On the record, Russia says that it does not consider Western-sponsored rebel groups like the FSA as terrorist outfits. Both Russia and Syria have expressed willingness to participate in negotiations once the scourge of terrorism is uprooted from Syria. Russian Foreign Minister Sergei Lavrov said at the U.N. that the Russian air strikes “do not go beyond the ISIL [Islamic State of Iraq and the Levant], al-Nusra or other terrorist groups recognised by the U.N. Security Council and Russian law”. The Russian intervention in a way is aimed at foiling the West’s game plan to use so-called “moderate” terrorists to overthrow Assad’s government. When questioned by the Western media about the issue, the Russian Minister said that attacks by his country were targeting terrorists of all stripes. “If it looks like a terrorist, acts like a terrorist, if it walks like a terrorist, if it fights like a terrorist, it is a terrorist, right?” he told the media in New York.

What you have to do — Carry the passage on Russia's air strikes in Syria forward from its last sentence. The records come from a different source than the passage on Russia's air strikes in Syria.

Material shown —
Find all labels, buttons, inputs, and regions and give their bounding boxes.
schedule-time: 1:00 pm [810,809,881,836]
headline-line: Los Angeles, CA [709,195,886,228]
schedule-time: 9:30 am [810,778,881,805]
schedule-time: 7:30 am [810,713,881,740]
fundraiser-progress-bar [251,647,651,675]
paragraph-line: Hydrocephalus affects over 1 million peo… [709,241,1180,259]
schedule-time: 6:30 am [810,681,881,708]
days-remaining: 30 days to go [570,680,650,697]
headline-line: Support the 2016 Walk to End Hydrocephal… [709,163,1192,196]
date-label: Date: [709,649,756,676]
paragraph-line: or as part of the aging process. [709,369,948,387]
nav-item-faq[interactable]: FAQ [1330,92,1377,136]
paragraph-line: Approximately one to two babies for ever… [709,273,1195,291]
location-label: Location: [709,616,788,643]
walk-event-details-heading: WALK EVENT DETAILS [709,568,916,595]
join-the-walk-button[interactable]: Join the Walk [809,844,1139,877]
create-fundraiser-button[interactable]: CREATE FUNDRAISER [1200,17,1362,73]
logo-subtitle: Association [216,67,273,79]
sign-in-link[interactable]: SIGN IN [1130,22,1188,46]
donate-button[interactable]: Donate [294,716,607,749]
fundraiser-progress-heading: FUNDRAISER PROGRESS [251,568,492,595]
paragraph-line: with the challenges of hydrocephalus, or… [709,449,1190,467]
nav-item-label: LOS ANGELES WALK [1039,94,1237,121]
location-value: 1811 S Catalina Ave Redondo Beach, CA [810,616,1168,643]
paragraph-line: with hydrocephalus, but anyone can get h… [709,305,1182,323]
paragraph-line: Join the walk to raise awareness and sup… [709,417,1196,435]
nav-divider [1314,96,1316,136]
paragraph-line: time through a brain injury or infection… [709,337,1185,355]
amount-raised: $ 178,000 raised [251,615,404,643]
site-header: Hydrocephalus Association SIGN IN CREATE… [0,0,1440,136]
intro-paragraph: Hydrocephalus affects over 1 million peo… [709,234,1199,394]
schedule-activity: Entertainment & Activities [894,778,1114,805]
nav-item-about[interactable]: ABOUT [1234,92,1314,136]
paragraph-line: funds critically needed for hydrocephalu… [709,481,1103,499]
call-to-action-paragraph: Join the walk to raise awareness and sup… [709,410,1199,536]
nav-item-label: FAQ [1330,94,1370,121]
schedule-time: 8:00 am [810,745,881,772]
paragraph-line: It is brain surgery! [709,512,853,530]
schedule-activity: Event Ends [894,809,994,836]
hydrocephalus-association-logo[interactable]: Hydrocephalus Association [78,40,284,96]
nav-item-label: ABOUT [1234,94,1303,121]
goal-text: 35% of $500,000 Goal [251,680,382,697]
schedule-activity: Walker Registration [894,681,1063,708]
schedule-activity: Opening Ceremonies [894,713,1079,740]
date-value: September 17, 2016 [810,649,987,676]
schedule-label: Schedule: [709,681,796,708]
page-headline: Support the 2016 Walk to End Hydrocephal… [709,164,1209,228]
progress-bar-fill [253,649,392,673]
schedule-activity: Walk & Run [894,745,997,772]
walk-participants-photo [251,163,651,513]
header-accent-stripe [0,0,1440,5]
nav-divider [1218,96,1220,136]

Answer for this exercise —
It is also not surprising that the Syrian Kurds have welcomed the Kremlin’s intervention on behalf of the Syrian government. Saleh Muslim, the leader of the Kurdish Syrian Democratic Unity Party, has said that the Syrian government’s defeat at the hands of the “Salafis” would be “a disaster for everyone”. The Syrian army and its allies are expected to reclaim lost territory very soon. There are reports that Iran has sent around 500 combatants to help the Syrian army. The Turks, the Saudis and the Qataris will try to foil the Syrian army’s advance by supplying the terror groups with sophisticated arms and sending more foreign fighters.

In the last two years, more than 30,000 foreign fighters have joined the I.S., their movement facilitated and financed by Turkey, Qatar and Saudi Arabia. Young Muslims, enthused by the creation of a so-called caliphate, have been flocking to Syria. Many of them are from the Indian subcontinent. Russia fears that if the Syrian government falls, the thousands of Chechen terrorists fighting in Syria will return to the Caucasus to reignite the conflict there.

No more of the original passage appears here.